* Task description:
Restate all of the data exactly.

* Entries provided:
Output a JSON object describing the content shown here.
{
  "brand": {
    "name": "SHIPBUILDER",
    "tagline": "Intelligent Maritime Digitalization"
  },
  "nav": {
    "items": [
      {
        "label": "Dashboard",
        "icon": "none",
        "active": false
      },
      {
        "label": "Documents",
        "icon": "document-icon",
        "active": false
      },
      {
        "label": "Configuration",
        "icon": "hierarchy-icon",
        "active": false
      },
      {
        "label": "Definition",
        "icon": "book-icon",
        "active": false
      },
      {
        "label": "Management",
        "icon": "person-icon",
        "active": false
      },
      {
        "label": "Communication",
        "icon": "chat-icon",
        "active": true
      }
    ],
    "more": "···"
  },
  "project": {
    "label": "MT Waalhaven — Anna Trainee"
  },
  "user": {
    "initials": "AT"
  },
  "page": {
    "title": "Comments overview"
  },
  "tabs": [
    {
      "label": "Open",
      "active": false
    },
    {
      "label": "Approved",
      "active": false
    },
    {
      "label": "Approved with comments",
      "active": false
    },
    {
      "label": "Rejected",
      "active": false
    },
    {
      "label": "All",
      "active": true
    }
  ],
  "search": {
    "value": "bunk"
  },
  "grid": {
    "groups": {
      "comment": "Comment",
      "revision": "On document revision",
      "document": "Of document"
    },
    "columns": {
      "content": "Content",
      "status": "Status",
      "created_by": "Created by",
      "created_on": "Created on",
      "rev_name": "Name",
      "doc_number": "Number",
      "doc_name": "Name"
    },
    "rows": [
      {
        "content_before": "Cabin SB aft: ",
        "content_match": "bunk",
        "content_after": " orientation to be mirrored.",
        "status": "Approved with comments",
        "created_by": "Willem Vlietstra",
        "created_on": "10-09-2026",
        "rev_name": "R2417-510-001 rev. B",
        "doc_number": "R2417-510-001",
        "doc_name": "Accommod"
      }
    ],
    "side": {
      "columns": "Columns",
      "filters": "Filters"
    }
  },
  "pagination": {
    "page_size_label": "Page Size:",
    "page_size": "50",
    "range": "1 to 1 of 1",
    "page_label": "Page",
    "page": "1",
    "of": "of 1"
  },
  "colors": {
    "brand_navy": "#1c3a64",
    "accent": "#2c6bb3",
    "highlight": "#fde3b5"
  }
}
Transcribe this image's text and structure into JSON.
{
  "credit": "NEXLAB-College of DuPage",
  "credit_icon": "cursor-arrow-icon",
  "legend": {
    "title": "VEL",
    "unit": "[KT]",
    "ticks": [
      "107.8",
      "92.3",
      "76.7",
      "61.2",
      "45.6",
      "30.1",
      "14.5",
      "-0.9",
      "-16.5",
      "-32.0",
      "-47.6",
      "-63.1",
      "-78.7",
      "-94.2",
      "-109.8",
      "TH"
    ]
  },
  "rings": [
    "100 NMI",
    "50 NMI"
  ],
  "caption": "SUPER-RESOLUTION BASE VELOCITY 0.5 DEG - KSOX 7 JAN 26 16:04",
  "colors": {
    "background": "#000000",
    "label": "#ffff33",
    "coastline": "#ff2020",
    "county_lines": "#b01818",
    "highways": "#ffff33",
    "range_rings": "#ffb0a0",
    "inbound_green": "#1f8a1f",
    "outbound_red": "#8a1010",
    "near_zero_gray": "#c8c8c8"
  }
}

* Task output:
Output a JSON object describing the content shown here.
{
  "brand": {
    "name": "SHIPBUILDER",
    "tagline": "Intelligent Maritime Digitalization"
  },
  "nav": {
    "items": [
      {
        "label": "Dashboard",
        "icon": "none",
        "active": false
      },
      {
        "label": "Documents",
        "icon": "document-icon",
        "active": false
      },
      {
        "label": "Configuration",
        "icon": "hierarchy-icon",
        "active": false
      },
      {
        "label": "Definition",
        "icon": "book-icon",
        "active": false
      },
      {
        "label": "Management",
        "icon": "person-icon",
        "active": false
      },
      {
        "label": "Communication",
        "icon": "chat-icon",
        "active": true
      }
    ],
    "more": "···"
  },
  "project": {
    "label": "MT Waalhaven — Anna Trainee"
  },
  "user": {
    "initials": "AT"
  },
  "page": {
    "title": "Comments overview"
  },
  "tabs": [
    {
      "label": "Open",
      "active": false
    },
    {
      "label": "Approved",
      "active": false
    },
    {
      "label": "Approved with comments",
      "active": false
    },
    {
      "label": "Rejected",
      "active": false
    },
    {
      "label": "All",
      "active": true
    }
  ],
  "search": {
    "value": "bunk"
  },
  "grid": {
    "groups": {
      "comment": "Comment",
      "revision": "On document revision",
      "document": "Of document"
    },
    "columns": {
      "content": "Content",
      "status": "Status",
      "created_by": "Created by",
      "created_on": "Created on",
      "rev_name": "Name",
      "doc_number": "Number",
      "doc_name": "Name"
    },
    "rows": [
      {
        "content_before": "Cabin SB aft: ",
        "content_match": "bunk",
        "content_after": " orientation to be mirrored.",
        "status": "Approved with comments",
        "created_by": "Willem Vlietstra",
        "created_on": "10-09-2026",
        "rev_name": "R2417-510-001 rev. B",
        "doc_number": "R2417-510-001",
        "doc_name": "Accommod"
      }
    ],
    "side": {
      "columns": "Columns",
      "filters": "Filters"
    }
  },
  "pagination": {
    "page_size_label": "Page Size:",
    "page_size": "50",
    "range": "1 to 1 of 1",
    "page_label": "Page",
    "page": "1",
    "of": "of 1"
  },
  "colors": {
    "brand_navy": "#1c3a64",
    "accent": "#2c6bb3",
    "highlight": "#fde3b5"
  }
}
Transcribe this image's text and structure into JSON.
{
  "credit": "NEXLAB-College of DuPage",
  "credit_icon": "cursor-arrow-icon",
  "legend": {
    "title": "VEL",
    "unit": "[KT]",
    "ticks": [
      "107.8",
      "92.3",
      "76.7",
      "61.2",
      "45.6",
      "30.1",
      "14.5",
      "-0.9",
      "-16.5",
      "-32.0",
      "-47.6",
      "-63.1",
      "-78.7",
      "-94.2",
      "-109.8",
      "TH"
    ]
  },
  "rings": [
    "100 NMI",
    "50 NMI"
  ],
  "caption": "SUPER-RESOLUTION BASE VELOCITY 0.5 DEG - KSOX 7 JAN 26 16:04",
  "colors": {
    "background": "#000000",
    "label": "#ffff33",
    "coastline": "#ff2020",
    "county_lines": "#b01818",
    "highways": "#ffff33",
    "range_rings": "#ffb0a0",
    "inbound_green": "#1f8a1f",
    "outbound_red": "#8a1010",
    "near_zero_gray": "#c8c8c8"
  }
}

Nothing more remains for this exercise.